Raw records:
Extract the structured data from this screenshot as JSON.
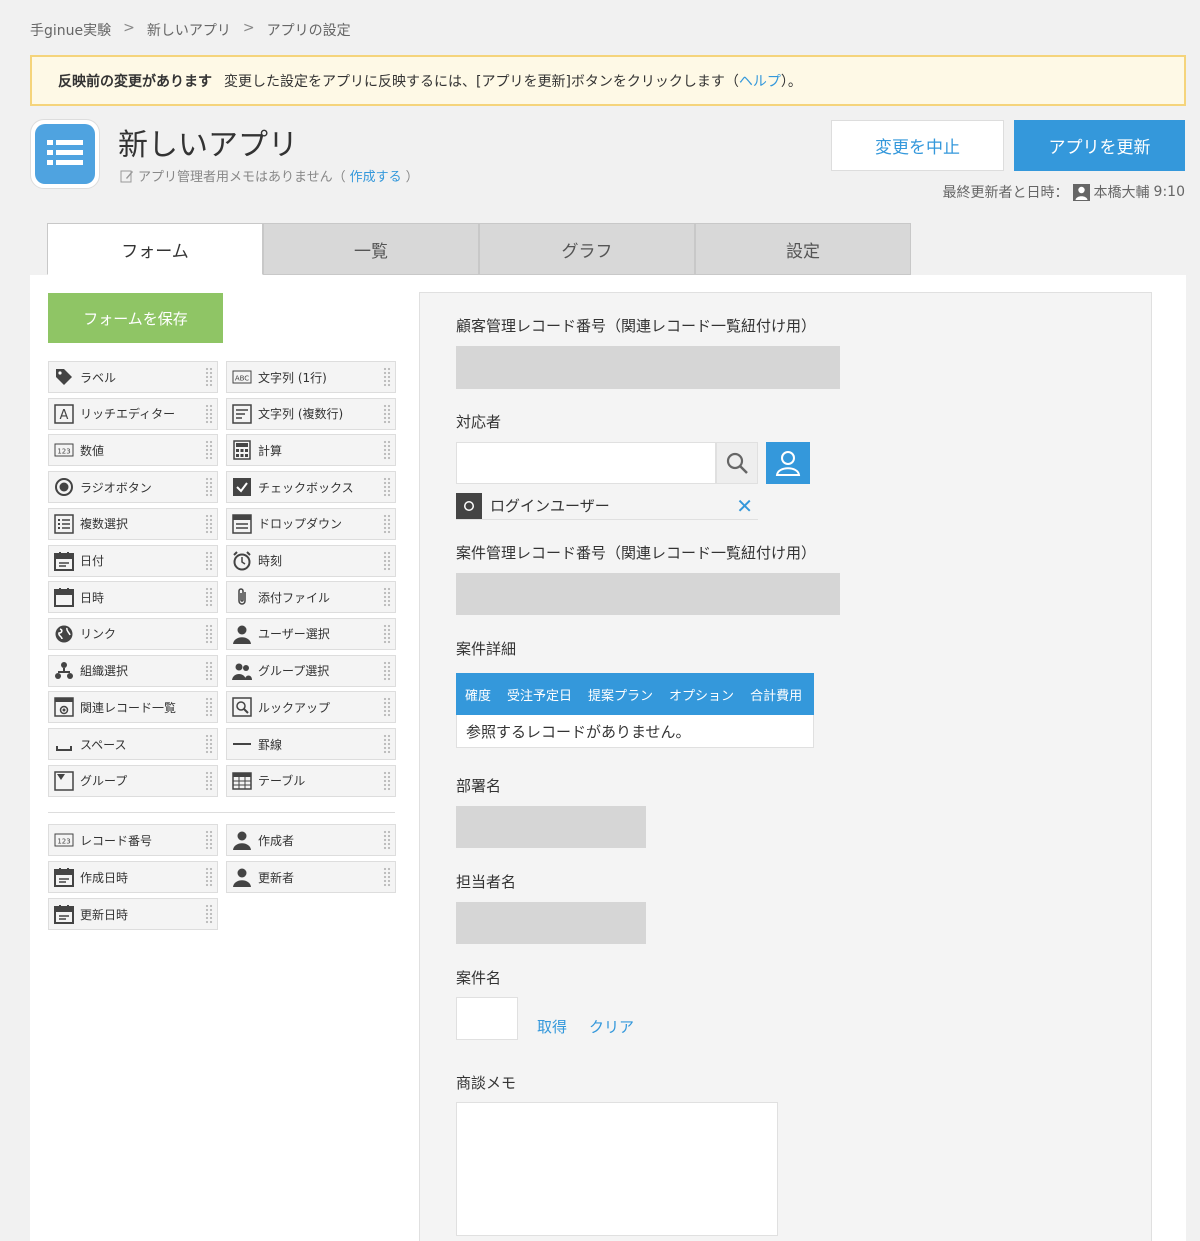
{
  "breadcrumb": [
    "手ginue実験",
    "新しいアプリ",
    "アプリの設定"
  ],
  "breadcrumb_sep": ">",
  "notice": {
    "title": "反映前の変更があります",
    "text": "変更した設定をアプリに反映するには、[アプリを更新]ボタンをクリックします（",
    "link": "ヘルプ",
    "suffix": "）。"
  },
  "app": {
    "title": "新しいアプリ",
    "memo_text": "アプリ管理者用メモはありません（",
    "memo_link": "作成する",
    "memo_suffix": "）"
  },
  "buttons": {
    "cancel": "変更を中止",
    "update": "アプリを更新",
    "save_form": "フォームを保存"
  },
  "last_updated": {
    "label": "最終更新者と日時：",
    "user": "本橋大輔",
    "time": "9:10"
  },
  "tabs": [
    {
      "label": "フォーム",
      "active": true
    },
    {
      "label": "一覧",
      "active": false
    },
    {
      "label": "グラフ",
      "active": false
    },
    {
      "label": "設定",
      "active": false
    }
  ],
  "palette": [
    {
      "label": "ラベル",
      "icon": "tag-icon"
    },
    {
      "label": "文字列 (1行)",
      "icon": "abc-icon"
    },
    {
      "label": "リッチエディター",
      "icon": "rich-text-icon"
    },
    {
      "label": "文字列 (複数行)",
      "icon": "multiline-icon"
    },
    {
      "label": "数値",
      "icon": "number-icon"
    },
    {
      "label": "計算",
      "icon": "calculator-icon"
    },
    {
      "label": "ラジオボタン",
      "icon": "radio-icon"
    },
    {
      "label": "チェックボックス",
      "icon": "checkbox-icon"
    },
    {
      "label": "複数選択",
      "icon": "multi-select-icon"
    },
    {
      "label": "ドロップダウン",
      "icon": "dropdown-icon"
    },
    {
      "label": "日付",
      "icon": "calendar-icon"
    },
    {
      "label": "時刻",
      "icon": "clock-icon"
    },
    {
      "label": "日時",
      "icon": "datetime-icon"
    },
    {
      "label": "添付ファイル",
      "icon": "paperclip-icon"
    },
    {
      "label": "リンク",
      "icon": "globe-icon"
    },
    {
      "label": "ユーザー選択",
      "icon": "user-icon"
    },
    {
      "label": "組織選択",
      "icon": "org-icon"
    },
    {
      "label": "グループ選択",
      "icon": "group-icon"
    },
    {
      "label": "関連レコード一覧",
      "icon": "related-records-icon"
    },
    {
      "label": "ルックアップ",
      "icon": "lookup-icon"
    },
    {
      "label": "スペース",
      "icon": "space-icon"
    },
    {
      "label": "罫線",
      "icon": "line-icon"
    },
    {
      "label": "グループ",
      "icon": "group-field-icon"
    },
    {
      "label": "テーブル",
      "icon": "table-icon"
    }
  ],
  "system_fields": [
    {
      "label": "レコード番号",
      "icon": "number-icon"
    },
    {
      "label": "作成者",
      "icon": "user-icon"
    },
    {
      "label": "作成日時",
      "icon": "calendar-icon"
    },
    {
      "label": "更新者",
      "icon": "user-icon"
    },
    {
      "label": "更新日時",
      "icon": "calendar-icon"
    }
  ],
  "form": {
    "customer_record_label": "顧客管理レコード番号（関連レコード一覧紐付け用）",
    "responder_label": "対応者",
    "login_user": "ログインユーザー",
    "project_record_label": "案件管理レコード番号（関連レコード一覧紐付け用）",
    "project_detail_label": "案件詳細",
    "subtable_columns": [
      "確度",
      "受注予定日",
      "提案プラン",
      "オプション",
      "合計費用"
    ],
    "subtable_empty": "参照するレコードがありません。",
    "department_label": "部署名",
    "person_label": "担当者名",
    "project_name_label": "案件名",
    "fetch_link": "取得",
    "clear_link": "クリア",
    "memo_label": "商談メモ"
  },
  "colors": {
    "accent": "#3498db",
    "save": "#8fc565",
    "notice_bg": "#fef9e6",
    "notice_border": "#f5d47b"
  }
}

TASK DESCRIPTION:
Print out the material word for word, omitting the pictures.

RESPONSE TO THIS TASK:
Extract the structured data from this screenshot as JSON.
{
  "breadcrumb": [
    "手ginue実験",
    "新しいアプリ",
    "アプリの設定"
  ],
  "breadcrumb_sep": ">",
  "notice": {
    "title": "反映前の変更があります",
    "text": "変更した設定をアプリに反映するには、[アプリを更新]ボタンをクリックします（",
    "link": "ヘルプ",
    "suffix": "）。"
  },
  "app": {
    "title": "新しいアプリ",
    "memo_text": "アプリ管理者用メモはありません（",
    "memo_link": "作成する",
    "memo_suffix": "）"
  },
  "buttons": {
    "cancel": "変更を中止",
    "update": "アプリを更新",
    "save_form": "フォームを保存"
  },
  "last_updated": {
    "label": "最終更新者と日時：",
    "user": "本橋大輔",
    "time": "9:10"
  },
  "tabs": [
    {
      "label": "フォーム",
      "active": true
    },
    {
      "label": "一覧",
      "active": false
    },
    {
      "label": "グラフ",
      "active": false
    },
    {
      "label": "設定",
      "active": false
    }
  ],
  "palette": [
    {
      "label": "ラベル",
      "icon": "tag-icon"
    },
    {
      "label": "文字列 (1行)",
      "icon": "abc-icon"
    },
    {
      "label": "リッチエディター",
      "icon": "rich-text-icon"
    },
    {
      "label": "文字列 (複数行)",
      "icon": "multiline-icon"
    },
    {
      "label": "数値",
      "icon": "number-icon"
    },
    {
      "label": "計算",
      "icon": "calculator-icon"
    },
    {
      "label": "ラジオボタン",
      "icon": "radio-icon"
    },
    {
      "label": "チェックボックス",
      "icon": "checkbox-icon"
    },
    {
      "label": "複数選択",
      "icon": "multi-select-icon"
    },
    {
      "label": "ドロップダウン",
      "icon": "dropdown-icon"
    },
    {
      "label": "日付",
      "icon": "calendar-icon"
    },
    {
      "label": "時刻",
      "icon": "clock-icon"
    },
    {
      "label": "日時",
      "icon": "datetime-icon"
    },
    {
      "label": "添付ファイル",
      "icon": "paperclip-icon"
    },
    {
      "label": "リンク",
      "icon": "globe-icon"
    },
    {
      "label": "ユーザー選択",
      "icon": "user-icon"
    },
    {
      "label": "組織選択",
      "icon": "org-icon"
    },
    {
      "label": "グループ選択",
      "icon": "group-icon"
    },
    {
      "label": "関連レコード一覧",
      "icon": "related-records-icon"
    },
    {
      "label": "ルックアップ",
      "icon": "lookup-icon"
    },
    {
      "label": "スペース",
      "icon": "space-icon"
    },
    {
      "label": "罫線",
      "icon": "line-icon"
    },
    {
      "label": "グループ",
      "icon": "group-field-icon"
    },
    {
      "label": "テーブル",
      "icon": "table-icon"
    }
  ],
  "system_fields": [
    {
      "label": "レコード番号",
      "icon": "number-icon"
    },
    {
      "label": "作成者",
      "icon": "user-icon"
    },
    {
      "label": "作成日時",
      "icon": "calendar-icon"
    },
    {
      "label": "更新者",
      "icon": "user-icon"
    },
    {
      "label": "更新日時",
      "icon": "calendar-icon"
    }
  ],
  "form": {
    "customer_record_label": "顧客管理レコード番号（関連レコード一覧紐付け用）",
    "responder_label": "対応者",
    "login_user": "ログインユーザー",
    "project_record_label": "案件管理レコード番号（関連レコード一覧紐付け用）",
    "project_detail_label": "案件詳細",
    "subtable_columns": [
      "確度",
      "受注予定日",
      "提案プラン",
      "オプション",
      "合計費用"
    ],
    "subtable_empty": "参照するレコードがありません。",
    "department_label": "部署名",
    "person_label": "担当者名",
    "project_name_label": "案件名",
    "fetch_link": "取得",
    "clear_link": "クリア",
    "memo_label": "商談メモ"
  },
  "colors": {
    "accent": "#3498db",
    "save": "#8fc565",
    "notice_bg": "#fef9e6",
    "notice_border": "#f5d47b"
  }
}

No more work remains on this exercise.